== Stated task ==
Select and copy out every line in the records containing "name".

[Data entries for graphics]

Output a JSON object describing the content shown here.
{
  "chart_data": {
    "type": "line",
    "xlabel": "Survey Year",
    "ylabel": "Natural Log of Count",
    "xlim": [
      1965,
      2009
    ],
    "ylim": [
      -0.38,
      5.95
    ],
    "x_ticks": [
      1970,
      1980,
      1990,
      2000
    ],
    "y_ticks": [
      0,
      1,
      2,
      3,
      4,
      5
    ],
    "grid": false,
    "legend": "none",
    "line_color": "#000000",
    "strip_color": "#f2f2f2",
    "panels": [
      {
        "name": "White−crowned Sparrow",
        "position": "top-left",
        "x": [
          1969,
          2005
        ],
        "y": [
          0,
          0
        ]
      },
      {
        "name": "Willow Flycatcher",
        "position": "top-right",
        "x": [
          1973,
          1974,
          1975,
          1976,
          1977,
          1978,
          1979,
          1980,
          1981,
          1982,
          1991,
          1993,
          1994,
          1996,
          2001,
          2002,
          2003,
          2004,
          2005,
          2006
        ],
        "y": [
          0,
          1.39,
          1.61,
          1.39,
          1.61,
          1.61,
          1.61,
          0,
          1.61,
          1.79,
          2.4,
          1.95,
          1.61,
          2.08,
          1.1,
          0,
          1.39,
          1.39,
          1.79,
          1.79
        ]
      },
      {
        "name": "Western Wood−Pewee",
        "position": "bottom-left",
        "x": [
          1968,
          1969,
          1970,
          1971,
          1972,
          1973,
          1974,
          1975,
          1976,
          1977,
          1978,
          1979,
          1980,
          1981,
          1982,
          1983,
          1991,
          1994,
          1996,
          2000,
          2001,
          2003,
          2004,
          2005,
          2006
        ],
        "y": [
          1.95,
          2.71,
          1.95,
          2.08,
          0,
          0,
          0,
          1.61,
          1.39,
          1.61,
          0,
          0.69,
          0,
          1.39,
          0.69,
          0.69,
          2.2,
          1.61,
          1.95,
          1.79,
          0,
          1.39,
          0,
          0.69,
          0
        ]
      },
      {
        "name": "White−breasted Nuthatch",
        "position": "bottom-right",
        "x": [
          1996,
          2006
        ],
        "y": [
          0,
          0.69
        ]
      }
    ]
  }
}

== Reply ==
        "name": "White−crowned Sparrow",
        "name": "Willow Flycatcher",
        "name": "Western Wood−Pewee",
        "name": "White−breasted Nuthatch",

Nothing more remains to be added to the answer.